--- START OF Exercise inputs ---

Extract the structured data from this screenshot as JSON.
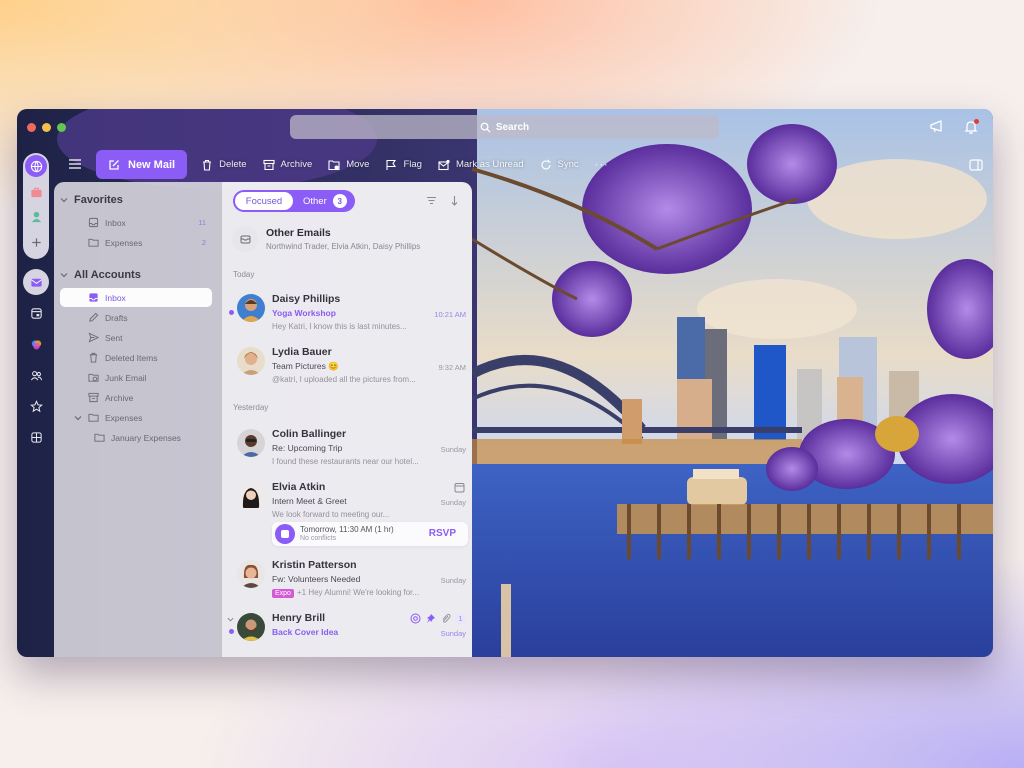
{
  "window": {
    "search_placeholder": "Search"
  },
  "toolbar": {
    "new_mail": "New Mail",
    "actions": [
      {
        "label": "Delete",
        "icon": "trash-icon"
      },
      {
        "label": "Archive",
        "icon": "archive-icon"
      },
      {
        "label": "Move",
        "icon": "move-folder-icon"
      },
      {
        "label": "Flag",
        "icon": "flag-icon"
      },
      {
        "label": "Mark as Unread",
        "icon": "mark-unread-icon"
      },
      {
        "label": "Sync",
        "icon": "sync-icon"
      }
    ],
    "more": "···"
  },
  "rail": {
    "items": [
      "globe-icon",
      "briefcase-icon",
      "person-icon",
      "add-icon",
      "mail-icon",
      "calendar-icon",
      "copilot-icon",
      "people-icon",
      "favorites-icon",
      "apps-icon"
    ]
  },
  "folders": {
    "favorites_label": "Favorites",
    "favorites": [
      {
        "label": "Inbox",
        "count": "11"
      },
      {
        "label": "Expenses",
        "count": "2"
      }
    ],
    "accounts_label": "All Accounts",
    "accounts": [
      {
        "label": "Inbox",
        "active": true
      },
      {
        "label": "Drafts"
      },
      {
        "label": "Sent"
      },
      {
        "label": "Deleted Items"
      },
      {
        "label": "Junk Email"
      },
      {
        "label": "Archive"
      },
      {
        "label": "Expenses"
      },
      {
        "label": "January Expenses"
      }
    ]
  },
  "list": {
    "tab_focused": "Focused",
    "tab_other": "Other",
    "other_count": "3",
    "other_emails": {
      "title": "Other Emails",
      "senders": "Northwind Trader, Elvia Atkin, Daisy Phillips"
    },
    "groups": {
      "today": "Today",
      "yesterday": "Yesterday"
    },
    "messages": [
      {
        "from": "Daisy Phillips",
        "subject": "Yoga Workshop",
        "preview": "Hey Katri, I know this is last minutes...",
        "time": "10:21 AM",
        "unread": true
      },
      {
        "from": "Lydia Bauer",
        "subject": "Team Pictures 😊",
        "preview": "@katri, I uploaded all the pictures from...",
        "time": "9:32 AM",
        "unread": false
      },
      {
        "from": "Colin Ballinger",
        "subject": "Re: Upcoming Trip",
        "preview": "I found these restaurants near our hotel...",
        "time": "Sunday",
        "unread": false
      },
      {
        "from": "Elvia Atkin",
        "subject": "Intern Meet & Greet",
        "preview": "We look forward to meeting our...",
        "time": "Sunday",
        "unread": false,
        "event": {
          "when": "Tomorrow, 11:30 AM (1 hr)",
          "status": "No conflicts",
          "action": "RSVP"
        }
      },
      {
        "from": "Kristin Patterson",
        "subject": "Fw: Volunteers Needed",
        "tag": "Expo",
        "preview": "+1 Hey Alumni! We're looking for...",
        "time": "Sunday",
        "unread": false
      },
      {
        "from": "Henry Brill",
        "subject": "Back Cover Idea",
        "preview": "",
        "time": "Sunday",
        "unread": true,
        "thread_count": "1"
      }
    ]
  },
  "colors": {
    "accent": "#8b5cf6",
    "tag_expo": "#d65ad6",
    "notification": "#e23b3b"
  }
}
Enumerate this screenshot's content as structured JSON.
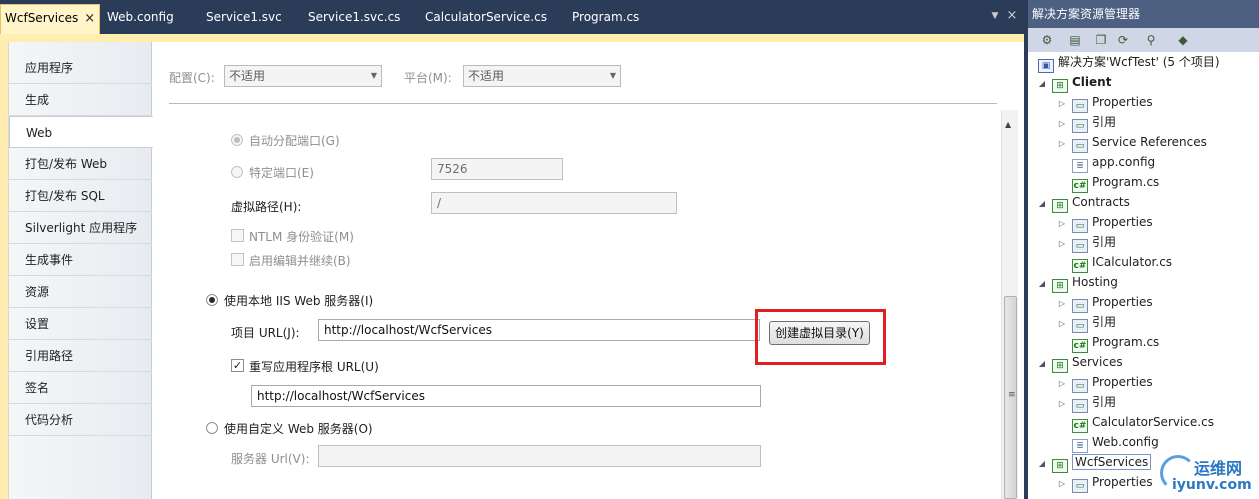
{
  "tabs": [
    {
      "label": "WcfServices",
      "active": true
    },
    {
      "label": "Web.config"
    },
    {
      "label": "Service1.svc"
    },
    {
      "label": "Service1.svc.cs"
    },
    {
      "label": "CalculatorService.cs"
    },
    {
      "label": "Program.cs"
    }
  ],
  "tab_close_glyph": "×",
  "nav": [
    {
      "label": "应用程序"
    },
    {
      "label": "生成"
    },
    {
      "label": "Web",
      "active": true
    },
    {
      "label": "打包/发布 Web"
    },
    {
      "label": "打包/发布 SQL"
    },
    {
      "label": "Silverlight 应用程序"
    },
    {
      "label": "生成事件"
    },
    {
      "label": "资源"
    },
    {
      "label": "设置"
    },
    {
      "label": "引用路径"
    },
    {
      "label": "签名"
    },
    {
      "label": "代码分析"
    }
  ],
  "config": {
    "config_label": "配置(C):",
    "config_value": "不适用",
    "platform_label": "平台(M):",
    "platform_value": "不适用"
  },
  "web": {
    "auto_port_label": "自动分配端口(G)",
    "specific_port_label": "特定端口(E)",
    "specific_port_value": "7526",
    "virtual_path_label": "虚拟路径(H):",
    "virtual_path_value": "/",
    "ntlm_label": "NTLM 身份验证(M)",
    "edit_continue_label": "启用编辑并继续(B)",
    "use_iis_label": "使用本地 IIS Web 服务器(I)",
    "project_url_label": "项目 URL(J):",
    "project_url_value": "http://localhost/WcfServices",
    "create_vdir_button": "创建虚拟目录(Y)",
    "override_root_label": "重写应用程序根 URL(U)",
    "override_root_value": "http://localhost/WcfServices",
    "use_custom_label": "使用自定义 Web 服务器(O)",
    "server_url_label": "服务器 Url(V):",
    "server_url_value": ""
  },
  "solution": {
    "title": "解决方案资源管理器",
    "root": "解决方案'WcfTest' (5 个项目)",
    "nodes": [
      {
        "label": "Client",
        "bold": true,
        "level": 1,
        "type": "proj"
      },
      {
        "label": "Properties",
        "level": 2,
        "type": "folder"
      },
      {
        "label": "引用",
        "level": 2,
        "type": "folder"
      },
      {
        "label": "Service References",
        "level": 2,
        "type": "folder"
      },
      {
        "label": "app.config",
        "level": 2,
        "type": "cfg"
      },
      {
        "label": "Program.cs",
        "level": 2,
        "type": "cs"
      },
      {
        "label": "Contracts",
        "level": 1,
        "type": "proj"
      },
      {
        "label": "Properties",
        "level": 2,
        "type": "folder"
      },
      {
        "label": "引用",
        "level": 2,
        "type": "folder"
      },
      {
        "label": "ICalculator.cs",
        "level": 2,
        "type": "cs"
      },
      {
        "label": "Hosting",
        "level": 1,
        "type": "proj"
      },
      {
        "label": "Properties",
        "level": 2,
        "type": "folder"
      },
      {
        "label": "引用",
        "level": 2,
        "type": "folder"
      },
      {
        "label": "Program.cs",
        "level": 2,
        "type": "cs"
      },
      {
        "label": "Services",
        "level": 1,
        "type": "proj"
      },
      {
        "label": "Properties",
        "level": 2,
        "type": "folder"
      },
      {
        "label": "引用",
        "level": 2,
        "type": "folder"
      },
      {
        "label": "CalculatorService.cs",
        "level": 2,
        "type": "cs"
      },
      {
        "label": "Web.config",
        "level": 2,
        "type": "cfg"
      },
      {
        "label": "WcfServices",
        "level": 1,
        "type": "proj",
        "selected": true
      },
      {
        "label": "Properties",
        "level": 2,
        "type": "folder"
      }
    ]
  },
  "watermark": {
    "line1": "运维网",
    "line2": "iyunv.com"
  },
  "colors": {
    "accent_highlight": "#e02020",
    "tab_active": "#fff5c8",
    "chrome": "#2b3c59"
  }
}
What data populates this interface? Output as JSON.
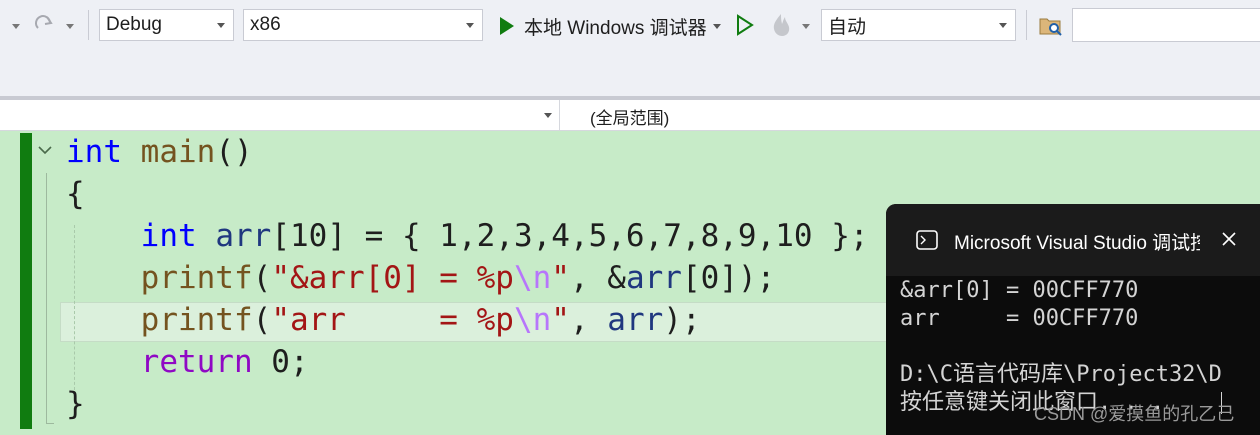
{
  "toolbar": {
    "config": "Debug",
    "platform": "x86",
    "debugger_label": "本地 Windows 调试器",
    "solution_dropdown": "自动",
    "accent": "#107c10"
  },
  "navbar": {
    "scope": "(全局范围)"
  },
  "editor": {
    "line1": {
      "kw": "int",
      "name": "main",
      "rest": "()"
    },
    "line2": "{",
    "line3": {
      "kw": "int",
      "arr": "arr",
      "rest1": "[10] = { 1,2,3,4,5,6,7,8,9,10 };"
    },
    "line4": {
      "fn": "printf",
      "p1": "(",
      "s1": "\"&arr[0] = %p",
      "esc": "\\n",
      "s2": "\"",
      "p2": ", &",
      "arr": "arr",
      "p3": "[0]);"
    },
    "line5": {
      "fn": "printf",
      "p1": "(",
      "s1": "\"arr     = %p",
      "esc": "\\n",
      "s2": "\"",
      "p2": ", ",
      "arr": "arr",
      "p3": ");"
    },
    "line6": {
      "kw": "return",
      "rest": " 0;"
    },
    "line7": "}"
  },
  "console": {
    "title": "Microsoft Visual Studio 调试控",
    "lines": [
      "&arr[0] = 00CFF770",
      "arr     = 00CFF770",
      "",
      "D:\\C语言代码库\\Project32\\D",
      "按任意键关闭此窗口. . ."
    ]
  },
  "watermark": "CSDN @爱摸鱼的孔乙己"
}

--- END OF Exercise inputs ---

◆ The problem
Report the number of lines holding the string "JSON", without any other words.

◆ Response for this exercise
3